Task to carry out:
Filter the data for lines with the word "balansdatum", then copy every line so identified.

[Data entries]
[start]

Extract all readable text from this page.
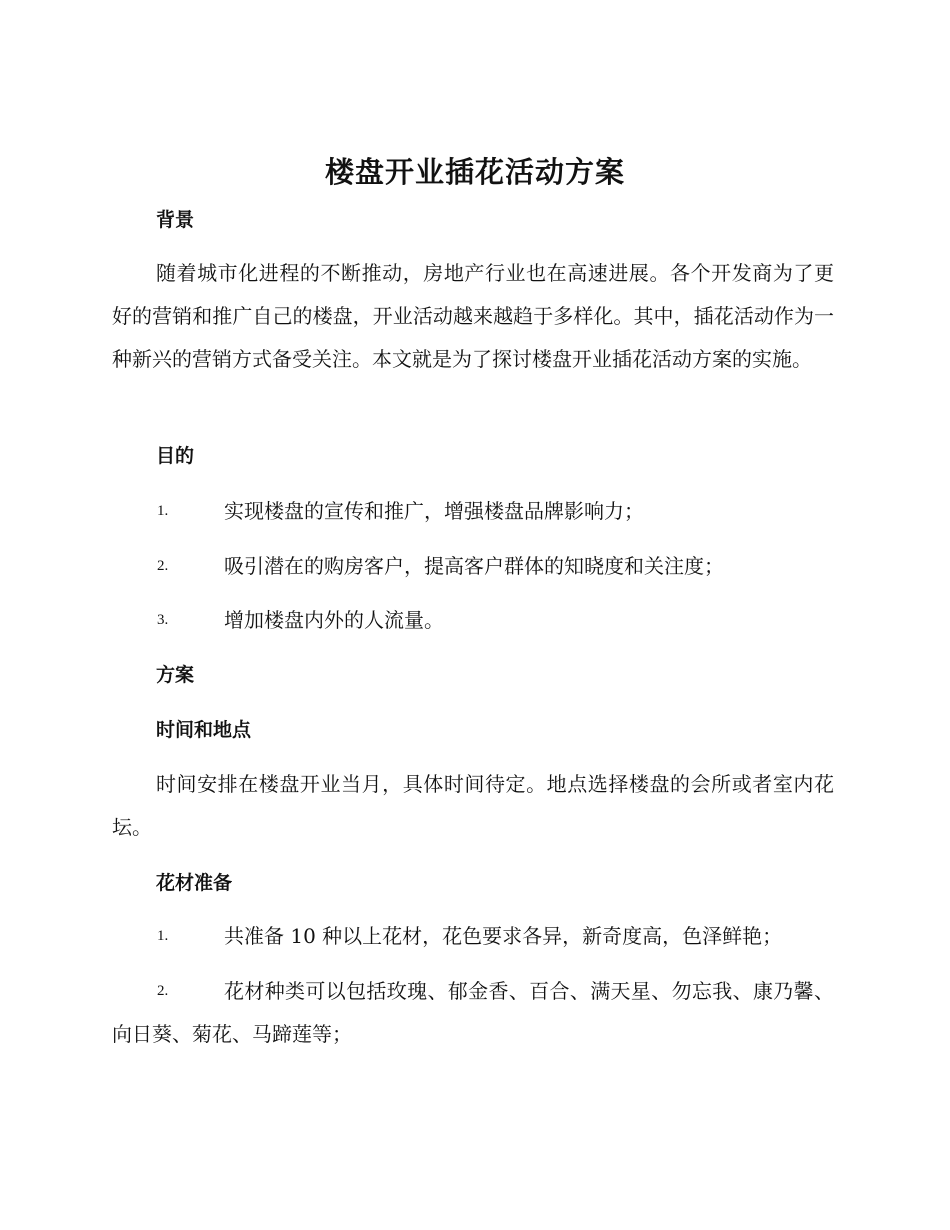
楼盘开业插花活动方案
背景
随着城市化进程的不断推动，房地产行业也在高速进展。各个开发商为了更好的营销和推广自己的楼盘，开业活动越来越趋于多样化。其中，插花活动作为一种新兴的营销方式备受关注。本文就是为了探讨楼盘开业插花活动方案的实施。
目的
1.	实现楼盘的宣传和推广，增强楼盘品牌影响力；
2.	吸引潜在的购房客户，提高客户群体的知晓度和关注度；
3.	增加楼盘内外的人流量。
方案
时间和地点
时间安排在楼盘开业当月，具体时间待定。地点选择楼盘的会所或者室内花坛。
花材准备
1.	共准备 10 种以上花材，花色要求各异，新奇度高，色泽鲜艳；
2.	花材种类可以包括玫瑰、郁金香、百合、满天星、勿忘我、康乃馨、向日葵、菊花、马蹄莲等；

[end]
[start]

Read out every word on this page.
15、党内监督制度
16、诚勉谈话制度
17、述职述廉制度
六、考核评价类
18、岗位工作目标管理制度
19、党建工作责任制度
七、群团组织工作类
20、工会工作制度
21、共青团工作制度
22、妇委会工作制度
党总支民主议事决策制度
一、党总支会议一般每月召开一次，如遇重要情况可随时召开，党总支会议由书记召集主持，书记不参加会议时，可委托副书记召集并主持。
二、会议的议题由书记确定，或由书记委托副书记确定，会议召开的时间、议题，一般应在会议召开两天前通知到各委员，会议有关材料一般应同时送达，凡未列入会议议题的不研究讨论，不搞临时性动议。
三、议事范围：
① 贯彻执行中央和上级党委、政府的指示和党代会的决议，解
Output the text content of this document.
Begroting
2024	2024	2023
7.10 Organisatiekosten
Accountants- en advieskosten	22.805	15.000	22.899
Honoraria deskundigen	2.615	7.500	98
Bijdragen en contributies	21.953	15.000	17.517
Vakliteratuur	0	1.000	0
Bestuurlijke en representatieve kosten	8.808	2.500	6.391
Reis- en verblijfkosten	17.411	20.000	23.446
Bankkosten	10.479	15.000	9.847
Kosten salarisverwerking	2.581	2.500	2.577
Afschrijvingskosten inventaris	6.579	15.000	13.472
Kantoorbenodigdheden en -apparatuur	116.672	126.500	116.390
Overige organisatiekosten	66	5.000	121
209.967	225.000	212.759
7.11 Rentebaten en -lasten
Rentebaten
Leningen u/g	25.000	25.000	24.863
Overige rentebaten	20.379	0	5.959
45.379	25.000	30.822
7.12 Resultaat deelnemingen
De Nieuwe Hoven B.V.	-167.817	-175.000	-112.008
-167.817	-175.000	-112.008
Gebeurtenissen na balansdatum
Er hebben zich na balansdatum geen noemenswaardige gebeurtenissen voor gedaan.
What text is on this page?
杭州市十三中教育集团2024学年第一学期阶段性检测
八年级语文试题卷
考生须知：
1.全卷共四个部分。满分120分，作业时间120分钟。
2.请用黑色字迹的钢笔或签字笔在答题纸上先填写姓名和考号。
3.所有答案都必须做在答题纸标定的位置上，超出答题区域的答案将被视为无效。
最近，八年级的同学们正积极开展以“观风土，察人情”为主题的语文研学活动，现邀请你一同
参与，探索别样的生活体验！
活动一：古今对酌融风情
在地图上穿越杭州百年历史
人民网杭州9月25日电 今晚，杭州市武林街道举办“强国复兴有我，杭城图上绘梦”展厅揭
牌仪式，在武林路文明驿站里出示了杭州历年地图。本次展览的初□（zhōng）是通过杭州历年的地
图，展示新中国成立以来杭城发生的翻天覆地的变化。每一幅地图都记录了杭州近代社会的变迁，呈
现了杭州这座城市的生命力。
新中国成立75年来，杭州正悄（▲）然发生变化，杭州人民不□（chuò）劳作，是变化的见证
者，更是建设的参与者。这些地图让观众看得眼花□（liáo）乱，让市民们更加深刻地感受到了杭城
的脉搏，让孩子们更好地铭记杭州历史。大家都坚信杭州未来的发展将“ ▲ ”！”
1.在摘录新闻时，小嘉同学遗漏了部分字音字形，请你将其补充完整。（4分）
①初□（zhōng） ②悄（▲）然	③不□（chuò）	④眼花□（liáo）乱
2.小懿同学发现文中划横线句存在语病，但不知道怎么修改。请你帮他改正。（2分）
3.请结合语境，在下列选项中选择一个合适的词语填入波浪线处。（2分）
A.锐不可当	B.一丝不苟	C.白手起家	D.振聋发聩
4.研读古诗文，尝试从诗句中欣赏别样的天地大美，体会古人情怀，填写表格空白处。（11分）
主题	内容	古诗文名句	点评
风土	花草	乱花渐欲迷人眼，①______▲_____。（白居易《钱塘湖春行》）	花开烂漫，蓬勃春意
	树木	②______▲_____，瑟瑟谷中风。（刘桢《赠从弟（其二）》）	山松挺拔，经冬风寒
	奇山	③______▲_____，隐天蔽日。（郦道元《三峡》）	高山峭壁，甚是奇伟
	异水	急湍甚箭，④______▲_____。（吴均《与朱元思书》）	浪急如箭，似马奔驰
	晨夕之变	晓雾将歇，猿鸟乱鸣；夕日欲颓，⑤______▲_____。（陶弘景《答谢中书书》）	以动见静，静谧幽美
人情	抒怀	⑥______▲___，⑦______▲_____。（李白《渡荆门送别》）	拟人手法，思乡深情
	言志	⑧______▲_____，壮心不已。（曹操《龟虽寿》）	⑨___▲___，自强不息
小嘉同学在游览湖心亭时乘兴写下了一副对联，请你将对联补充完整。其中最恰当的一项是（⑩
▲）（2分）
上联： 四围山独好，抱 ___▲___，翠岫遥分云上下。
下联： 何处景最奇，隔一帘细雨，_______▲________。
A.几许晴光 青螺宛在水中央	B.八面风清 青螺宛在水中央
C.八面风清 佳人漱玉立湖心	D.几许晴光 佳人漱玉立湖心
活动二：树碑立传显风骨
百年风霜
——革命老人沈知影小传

[end]
[start]

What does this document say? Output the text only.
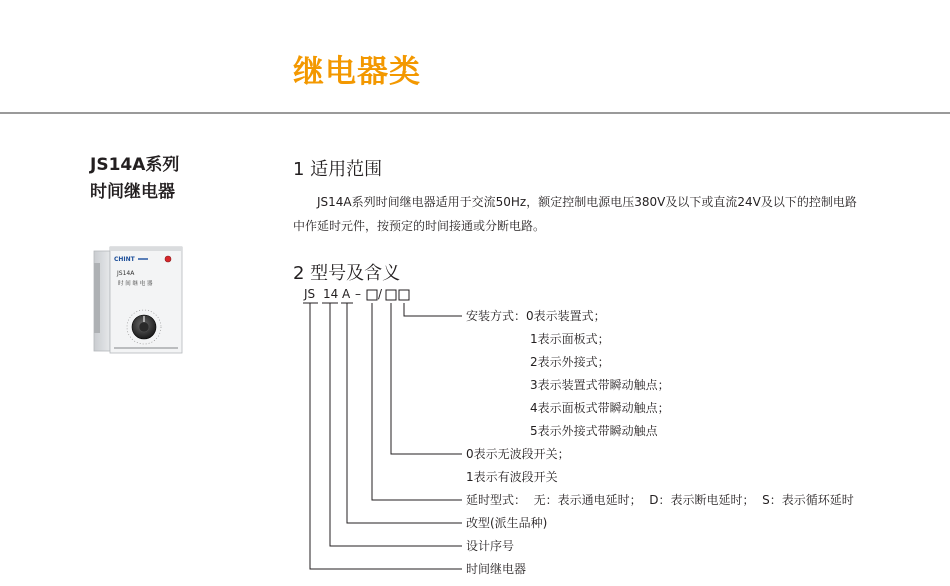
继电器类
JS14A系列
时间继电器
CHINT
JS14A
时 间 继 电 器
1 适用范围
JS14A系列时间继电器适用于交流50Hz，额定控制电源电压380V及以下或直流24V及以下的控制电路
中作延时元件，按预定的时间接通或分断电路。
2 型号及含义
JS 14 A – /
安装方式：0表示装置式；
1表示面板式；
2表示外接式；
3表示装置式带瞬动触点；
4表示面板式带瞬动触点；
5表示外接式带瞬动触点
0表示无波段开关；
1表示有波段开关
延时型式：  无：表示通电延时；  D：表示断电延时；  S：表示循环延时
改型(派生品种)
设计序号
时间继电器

[end]

Written response:
Gebeurtenissen na balansdatum
Er hebben zich na balansdatum geen noemenswaardige gebeurtenissen voor gedaan.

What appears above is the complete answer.